** Start of RECORD LIST **
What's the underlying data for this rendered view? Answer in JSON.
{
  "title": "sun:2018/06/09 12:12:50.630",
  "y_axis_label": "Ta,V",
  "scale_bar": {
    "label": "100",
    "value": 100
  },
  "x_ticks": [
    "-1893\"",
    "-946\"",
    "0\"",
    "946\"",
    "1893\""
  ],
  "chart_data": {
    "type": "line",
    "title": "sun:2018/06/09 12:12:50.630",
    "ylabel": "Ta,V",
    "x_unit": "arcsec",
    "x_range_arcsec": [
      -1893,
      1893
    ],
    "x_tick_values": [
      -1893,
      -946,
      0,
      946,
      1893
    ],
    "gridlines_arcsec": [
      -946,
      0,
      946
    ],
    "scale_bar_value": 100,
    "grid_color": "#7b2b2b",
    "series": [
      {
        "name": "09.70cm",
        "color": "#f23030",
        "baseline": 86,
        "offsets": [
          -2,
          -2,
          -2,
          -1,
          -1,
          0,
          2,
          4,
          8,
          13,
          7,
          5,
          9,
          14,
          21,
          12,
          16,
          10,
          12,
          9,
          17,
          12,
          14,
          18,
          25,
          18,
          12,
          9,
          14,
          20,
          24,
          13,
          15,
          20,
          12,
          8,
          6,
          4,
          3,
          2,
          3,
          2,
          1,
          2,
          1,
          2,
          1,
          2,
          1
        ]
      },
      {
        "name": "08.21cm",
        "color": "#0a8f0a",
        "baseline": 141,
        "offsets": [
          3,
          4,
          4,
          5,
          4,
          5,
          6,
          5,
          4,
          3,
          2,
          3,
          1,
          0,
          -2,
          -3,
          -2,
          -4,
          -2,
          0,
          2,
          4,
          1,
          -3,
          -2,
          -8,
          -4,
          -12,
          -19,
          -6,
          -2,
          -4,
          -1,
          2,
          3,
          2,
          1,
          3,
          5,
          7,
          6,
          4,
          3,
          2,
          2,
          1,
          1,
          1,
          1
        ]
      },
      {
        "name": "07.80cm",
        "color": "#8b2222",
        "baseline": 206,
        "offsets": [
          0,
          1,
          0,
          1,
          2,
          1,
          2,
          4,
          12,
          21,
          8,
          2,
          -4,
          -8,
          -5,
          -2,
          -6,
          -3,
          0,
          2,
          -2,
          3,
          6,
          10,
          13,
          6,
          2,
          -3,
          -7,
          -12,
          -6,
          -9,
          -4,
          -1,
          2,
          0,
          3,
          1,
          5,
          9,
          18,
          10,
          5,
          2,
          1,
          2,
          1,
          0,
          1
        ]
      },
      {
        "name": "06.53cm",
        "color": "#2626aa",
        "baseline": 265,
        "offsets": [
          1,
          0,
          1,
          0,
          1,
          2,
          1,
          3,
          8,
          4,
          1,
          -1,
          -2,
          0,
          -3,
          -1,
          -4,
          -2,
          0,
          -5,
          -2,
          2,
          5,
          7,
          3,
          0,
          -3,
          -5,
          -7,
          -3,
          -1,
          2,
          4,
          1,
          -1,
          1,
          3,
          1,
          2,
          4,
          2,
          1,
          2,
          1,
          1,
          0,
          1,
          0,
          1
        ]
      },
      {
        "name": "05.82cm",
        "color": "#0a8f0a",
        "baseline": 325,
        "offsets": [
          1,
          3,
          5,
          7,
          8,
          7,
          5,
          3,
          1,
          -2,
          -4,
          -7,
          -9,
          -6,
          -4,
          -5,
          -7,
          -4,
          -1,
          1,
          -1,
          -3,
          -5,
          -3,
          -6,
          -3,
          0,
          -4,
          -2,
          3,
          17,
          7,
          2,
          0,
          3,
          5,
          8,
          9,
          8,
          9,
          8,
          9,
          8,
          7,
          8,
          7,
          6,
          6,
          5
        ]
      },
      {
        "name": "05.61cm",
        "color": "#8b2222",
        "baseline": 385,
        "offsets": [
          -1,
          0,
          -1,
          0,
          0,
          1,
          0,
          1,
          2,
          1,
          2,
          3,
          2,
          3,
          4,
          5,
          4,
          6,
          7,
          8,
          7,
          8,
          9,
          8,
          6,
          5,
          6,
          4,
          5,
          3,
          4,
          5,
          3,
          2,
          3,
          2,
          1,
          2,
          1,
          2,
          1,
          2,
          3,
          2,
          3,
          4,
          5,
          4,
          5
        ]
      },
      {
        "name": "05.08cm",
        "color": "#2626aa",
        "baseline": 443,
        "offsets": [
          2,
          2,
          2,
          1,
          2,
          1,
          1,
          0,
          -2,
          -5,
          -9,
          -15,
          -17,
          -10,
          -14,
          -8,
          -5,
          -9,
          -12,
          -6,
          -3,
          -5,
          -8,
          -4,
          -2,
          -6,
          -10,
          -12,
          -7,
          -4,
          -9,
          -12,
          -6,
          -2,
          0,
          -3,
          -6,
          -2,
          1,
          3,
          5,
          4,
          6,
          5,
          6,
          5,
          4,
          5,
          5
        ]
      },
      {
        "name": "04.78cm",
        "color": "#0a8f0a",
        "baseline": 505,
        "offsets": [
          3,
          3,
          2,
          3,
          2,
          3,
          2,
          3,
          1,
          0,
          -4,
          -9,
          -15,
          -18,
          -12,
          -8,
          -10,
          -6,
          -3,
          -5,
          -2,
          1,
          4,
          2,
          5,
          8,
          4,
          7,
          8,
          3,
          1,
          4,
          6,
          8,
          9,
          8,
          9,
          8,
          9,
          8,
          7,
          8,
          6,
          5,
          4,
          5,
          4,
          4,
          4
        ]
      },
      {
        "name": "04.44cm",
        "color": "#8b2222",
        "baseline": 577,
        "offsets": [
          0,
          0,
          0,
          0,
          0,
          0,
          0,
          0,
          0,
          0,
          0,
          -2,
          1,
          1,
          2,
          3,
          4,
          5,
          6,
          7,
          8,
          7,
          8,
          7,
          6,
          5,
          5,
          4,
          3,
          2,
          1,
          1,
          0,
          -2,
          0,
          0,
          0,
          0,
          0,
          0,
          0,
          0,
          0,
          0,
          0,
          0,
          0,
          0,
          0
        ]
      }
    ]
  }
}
** End of RECORD LIST **
[TASK GOAL] Which lines include the word "title"? List them all.

[EXERCISE SOLUTION]
  "title": "sun:2018/06/09 12:12:50.630",
    "title": "sun:2018/06/09 12:12:50.630",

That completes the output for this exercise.